PROVIDED RECORDS
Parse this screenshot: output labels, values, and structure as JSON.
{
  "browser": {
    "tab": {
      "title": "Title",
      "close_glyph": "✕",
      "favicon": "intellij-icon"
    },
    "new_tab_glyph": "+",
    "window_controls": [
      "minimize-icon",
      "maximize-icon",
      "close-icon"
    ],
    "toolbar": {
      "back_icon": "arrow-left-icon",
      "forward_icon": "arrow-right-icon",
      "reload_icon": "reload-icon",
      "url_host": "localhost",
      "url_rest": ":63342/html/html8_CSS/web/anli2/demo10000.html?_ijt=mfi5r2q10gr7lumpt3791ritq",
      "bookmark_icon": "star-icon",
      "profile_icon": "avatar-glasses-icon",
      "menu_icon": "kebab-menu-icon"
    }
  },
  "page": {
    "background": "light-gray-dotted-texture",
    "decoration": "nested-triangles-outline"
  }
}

WHAT THIS TASK INVOLVES
Find the string "icon" in the entries above and return each line that holds it.

TASK SOLUTION
      "favicon": "intellij-icon"
      "minimize-icon",
      "maximize-icon",
      "close-icon"
      "back_icon": "arrow-left-icon",
      "forward_icon": "arrow-right-icon",
      "reload_icon": "reload-icon",
      "bookmark_icon": "star-icon",
      "profile_icon": "avatar-glasses-icon",
      "menu_icon": "kebab-menu-icon"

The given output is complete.